# [REQUIREMENTS]
Give only the lines from the one containing "Give me a plain-text" through the end of the material below, exactly as written.
+ + +
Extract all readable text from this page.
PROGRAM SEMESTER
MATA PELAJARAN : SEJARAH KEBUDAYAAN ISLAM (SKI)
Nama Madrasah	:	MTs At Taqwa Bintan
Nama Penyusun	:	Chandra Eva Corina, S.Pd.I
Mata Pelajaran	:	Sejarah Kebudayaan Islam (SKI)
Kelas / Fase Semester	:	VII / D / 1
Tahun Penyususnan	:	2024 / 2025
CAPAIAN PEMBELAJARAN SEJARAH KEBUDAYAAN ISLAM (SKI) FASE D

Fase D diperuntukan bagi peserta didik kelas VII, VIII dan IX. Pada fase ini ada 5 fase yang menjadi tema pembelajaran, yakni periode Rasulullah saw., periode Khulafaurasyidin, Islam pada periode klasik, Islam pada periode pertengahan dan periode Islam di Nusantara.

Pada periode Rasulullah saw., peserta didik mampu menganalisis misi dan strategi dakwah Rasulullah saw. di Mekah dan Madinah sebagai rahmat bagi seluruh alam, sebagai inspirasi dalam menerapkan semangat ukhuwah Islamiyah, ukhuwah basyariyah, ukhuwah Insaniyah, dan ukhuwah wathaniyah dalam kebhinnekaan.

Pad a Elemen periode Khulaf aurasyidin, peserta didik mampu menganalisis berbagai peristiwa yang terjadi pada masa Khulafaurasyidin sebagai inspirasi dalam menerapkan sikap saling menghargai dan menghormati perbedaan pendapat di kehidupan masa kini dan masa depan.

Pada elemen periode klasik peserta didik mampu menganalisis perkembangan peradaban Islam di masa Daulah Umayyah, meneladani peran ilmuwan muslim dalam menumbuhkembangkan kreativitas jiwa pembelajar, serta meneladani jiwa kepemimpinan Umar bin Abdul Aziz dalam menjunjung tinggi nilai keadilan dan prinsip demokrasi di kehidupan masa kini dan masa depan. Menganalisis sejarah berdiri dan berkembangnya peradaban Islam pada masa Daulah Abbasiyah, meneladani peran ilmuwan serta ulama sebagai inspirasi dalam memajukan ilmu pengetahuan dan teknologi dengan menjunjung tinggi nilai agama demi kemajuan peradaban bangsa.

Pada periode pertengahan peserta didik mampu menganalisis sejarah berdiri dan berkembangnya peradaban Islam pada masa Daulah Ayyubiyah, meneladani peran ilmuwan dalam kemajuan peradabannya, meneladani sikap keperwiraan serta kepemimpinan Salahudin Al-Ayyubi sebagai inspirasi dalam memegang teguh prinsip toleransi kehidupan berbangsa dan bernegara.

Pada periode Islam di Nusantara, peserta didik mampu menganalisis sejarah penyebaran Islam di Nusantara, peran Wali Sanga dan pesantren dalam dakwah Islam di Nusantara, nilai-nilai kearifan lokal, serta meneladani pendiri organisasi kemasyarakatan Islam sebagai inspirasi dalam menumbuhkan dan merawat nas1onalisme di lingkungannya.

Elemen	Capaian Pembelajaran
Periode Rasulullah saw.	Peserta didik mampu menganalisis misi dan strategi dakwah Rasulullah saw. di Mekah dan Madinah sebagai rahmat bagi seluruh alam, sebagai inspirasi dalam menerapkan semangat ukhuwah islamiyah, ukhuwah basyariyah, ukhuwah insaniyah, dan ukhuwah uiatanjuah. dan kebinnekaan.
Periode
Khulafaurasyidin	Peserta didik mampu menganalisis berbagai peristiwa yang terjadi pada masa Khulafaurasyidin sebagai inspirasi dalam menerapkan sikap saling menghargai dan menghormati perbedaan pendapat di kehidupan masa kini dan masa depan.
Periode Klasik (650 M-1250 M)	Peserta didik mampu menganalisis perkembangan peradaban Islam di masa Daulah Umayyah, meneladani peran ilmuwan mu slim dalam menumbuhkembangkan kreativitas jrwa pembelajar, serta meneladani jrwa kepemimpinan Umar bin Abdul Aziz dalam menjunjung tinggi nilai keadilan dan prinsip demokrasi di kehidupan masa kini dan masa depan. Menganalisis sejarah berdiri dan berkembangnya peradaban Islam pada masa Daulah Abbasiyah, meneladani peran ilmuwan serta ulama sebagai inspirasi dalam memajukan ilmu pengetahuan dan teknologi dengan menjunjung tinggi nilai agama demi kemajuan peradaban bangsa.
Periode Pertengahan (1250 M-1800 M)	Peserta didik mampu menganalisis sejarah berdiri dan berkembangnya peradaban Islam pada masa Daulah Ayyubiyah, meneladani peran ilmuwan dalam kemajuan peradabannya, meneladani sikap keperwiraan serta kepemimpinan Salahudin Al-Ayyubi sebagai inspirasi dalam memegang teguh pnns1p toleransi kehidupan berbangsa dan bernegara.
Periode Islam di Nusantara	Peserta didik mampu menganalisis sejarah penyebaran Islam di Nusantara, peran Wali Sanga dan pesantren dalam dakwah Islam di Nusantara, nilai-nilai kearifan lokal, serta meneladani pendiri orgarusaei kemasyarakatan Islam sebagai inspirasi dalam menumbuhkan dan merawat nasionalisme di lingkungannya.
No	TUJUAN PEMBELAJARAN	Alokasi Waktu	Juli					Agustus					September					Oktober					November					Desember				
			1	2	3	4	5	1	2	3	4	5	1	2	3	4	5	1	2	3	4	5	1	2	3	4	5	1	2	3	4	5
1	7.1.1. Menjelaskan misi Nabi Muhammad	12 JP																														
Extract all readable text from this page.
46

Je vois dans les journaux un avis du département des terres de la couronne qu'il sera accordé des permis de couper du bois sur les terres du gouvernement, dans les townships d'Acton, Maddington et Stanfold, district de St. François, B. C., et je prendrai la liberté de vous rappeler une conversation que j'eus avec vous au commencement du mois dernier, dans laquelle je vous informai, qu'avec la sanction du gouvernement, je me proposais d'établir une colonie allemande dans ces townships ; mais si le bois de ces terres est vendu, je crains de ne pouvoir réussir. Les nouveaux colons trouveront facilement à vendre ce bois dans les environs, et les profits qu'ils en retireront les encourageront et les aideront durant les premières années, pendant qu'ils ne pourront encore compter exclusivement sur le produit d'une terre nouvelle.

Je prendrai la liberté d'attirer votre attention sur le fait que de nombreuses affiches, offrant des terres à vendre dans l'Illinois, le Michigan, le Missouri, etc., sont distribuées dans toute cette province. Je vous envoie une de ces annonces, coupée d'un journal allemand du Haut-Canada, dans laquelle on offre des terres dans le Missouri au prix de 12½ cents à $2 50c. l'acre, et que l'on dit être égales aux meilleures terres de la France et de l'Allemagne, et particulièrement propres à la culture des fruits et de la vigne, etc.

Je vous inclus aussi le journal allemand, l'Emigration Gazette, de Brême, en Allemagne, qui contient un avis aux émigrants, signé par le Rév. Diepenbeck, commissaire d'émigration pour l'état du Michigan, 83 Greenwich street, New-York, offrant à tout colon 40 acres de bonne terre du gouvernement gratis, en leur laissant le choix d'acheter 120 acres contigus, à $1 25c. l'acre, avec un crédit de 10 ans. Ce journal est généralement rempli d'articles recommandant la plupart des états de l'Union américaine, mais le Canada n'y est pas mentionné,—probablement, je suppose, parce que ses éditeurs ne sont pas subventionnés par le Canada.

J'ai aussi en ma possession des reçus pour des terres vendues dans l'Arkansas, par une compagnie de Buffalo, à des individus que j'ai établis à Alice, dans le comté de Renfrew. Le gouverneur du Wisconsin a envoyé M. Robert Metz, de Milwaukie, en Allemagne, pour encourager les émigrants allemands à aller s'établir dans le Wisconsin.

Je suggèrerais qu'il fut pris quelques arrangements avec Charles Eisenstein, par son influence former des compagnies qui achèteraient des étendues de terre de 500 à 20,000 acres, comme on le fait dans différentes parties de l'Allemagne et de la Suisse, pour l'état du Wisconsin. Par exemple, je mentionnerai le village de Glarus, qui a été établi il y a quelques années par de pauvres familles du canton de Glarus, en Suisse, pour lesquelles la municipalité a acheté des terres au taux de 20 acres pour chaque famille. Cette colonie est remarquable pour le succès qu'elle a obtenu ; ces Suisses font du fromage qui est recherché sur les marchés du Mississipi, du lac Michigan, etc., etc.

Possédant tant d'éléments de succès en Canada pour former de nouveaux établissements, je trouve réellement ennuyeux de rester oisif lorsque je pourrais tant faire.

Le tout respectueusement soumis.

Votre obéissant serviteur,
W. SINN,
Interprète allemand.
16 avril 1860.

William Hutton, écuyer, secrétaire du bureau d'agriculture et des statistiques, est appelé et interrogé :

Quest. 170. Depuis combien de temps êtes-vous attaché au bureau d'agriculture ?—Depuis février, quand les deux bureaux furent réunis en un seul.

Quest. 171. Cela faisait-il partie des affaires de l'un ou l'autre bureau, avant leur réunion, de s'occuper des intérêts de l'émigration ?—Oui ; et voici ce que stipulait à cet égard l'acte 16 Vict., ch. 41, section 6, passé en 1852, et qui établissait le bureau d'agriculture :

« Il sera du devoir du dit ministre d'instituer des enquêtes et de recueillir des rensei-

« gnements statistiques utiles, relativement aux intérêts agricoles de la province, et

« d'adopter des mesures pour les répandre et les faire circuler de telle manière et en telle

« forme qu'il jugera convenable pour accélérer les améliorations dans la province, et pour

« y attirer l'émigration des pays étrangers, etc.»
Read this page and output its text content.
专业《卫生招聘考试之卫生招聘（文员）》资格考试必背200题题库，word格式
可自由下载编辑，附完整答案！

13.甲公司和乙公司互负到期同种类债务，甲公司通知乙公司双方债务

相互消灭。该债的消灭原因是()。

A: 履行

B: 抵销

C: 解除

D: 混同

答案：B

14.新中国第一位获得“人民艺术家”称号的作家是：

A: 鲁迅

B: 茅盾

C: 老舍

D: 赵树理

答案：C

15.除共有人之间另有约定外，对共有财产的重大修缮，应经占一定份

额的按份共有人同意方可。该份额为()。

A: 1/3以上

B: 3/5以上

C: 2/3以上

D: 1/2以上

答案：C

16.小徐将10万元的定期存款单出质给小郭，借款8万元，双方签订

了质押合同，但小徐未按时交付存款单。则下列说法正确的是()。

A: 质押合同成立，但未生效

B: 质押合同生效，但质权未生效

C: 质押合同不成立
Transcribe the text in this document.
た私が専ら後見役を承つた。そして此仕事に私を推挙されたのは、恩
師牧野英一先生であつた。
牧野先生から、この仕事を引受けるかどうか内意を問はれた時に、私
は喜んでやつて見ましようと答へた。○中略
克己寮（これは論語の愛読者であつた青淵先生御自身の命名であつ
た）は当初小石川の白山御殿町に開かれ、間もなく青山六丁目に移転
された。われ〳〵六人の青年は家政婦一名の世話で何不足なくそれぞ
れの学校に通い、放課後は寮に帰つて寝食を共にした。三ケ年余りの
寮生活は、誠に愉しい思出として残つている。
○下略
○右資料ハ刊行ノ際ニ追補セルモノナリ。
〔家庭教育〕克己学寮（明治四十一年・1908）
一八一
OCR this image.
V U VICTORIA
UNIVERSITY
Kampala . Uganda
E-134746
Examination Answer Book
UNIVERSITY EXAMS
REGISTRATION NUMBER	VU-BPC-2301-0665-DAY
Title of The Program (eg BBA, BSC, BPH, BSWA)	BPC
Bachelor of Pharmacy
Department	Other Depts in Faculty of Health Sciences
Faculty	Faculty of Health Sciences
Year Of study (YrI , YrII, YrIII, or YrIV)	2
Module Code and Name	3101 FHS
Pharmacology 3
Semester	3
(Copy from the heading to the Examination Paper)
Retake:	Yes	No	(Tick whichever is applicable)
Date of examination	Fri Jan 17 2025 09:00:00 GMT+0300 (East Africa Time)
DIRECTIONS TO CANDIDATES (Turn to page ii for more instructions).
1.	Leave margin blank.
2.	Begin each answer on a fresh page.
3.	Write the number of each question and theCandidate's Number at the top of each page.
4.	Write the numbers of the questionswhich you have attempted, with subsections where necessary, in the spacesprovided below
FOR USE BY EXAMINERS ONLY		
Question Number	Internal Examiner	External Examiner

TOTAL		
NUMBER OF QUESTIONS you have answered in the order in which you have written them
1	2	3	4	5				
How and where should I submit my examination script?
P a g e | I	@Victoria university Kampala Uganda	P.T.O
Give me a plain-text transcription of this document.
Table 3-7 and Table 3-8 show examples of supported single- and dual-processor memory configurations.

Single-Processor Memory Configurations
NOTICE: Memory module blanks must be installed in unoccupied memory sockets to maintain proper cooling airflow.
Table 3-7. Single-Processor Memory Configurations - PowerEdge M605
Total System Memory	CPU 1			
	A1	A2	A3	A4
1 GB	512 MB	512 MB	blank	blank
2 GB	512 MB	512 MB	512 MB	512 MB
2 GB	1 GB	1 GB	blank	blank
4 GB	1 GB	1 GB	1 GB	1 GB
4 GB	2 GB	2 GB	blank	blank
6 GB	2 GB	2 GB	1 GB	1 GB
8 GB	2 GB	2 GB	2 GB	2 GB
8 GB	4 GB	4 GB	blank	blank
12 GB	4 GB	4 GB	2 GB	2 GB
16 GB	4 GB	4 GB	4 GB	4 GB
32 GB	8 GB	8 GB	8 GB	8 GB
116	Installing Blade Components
+ + +
# [ANSWER FOR THIS EXERCISE]
Give me a plain-text transcription of this document.
Table 3-7 and Table 3-8 show examples of supported single- and dual-processor memory configurations.

Single-Processor Memory Configurations
NOTICE: Memory module blanks must be installed in unoccupied memory sockets to maintain proper cooling airflow.
Table 3-7. Single-Processor Memory Configurations - PowerEdge M605
Total System Memory	CPU 1			
	A1	A2	A3	A4
1 GB	512 MB	512 MB	blank	blank
2 GB	512 MB	512 MB	512 MB	512 MB
2 GB	1 GB	1 GB	blank	blank
4 GB	1 GB	1 GB	1 GB	1 GB
4 GB	2 GB	2 GB	blank	blank
6 GB	2 GB	2 GB	1 GB	1 GB
8 GB	2 GB	2 GB	2 GB	2 GB
8 GB	4 GB	4 GB	blank	blank
12 GB	4 GB	4 GB	2 GB	2 GB
16 GB	4 GB	4 GB	4 GB	4 GB
32 GB	8 GB	8 GB	8 GB	8 GB
116	Installing Blade Components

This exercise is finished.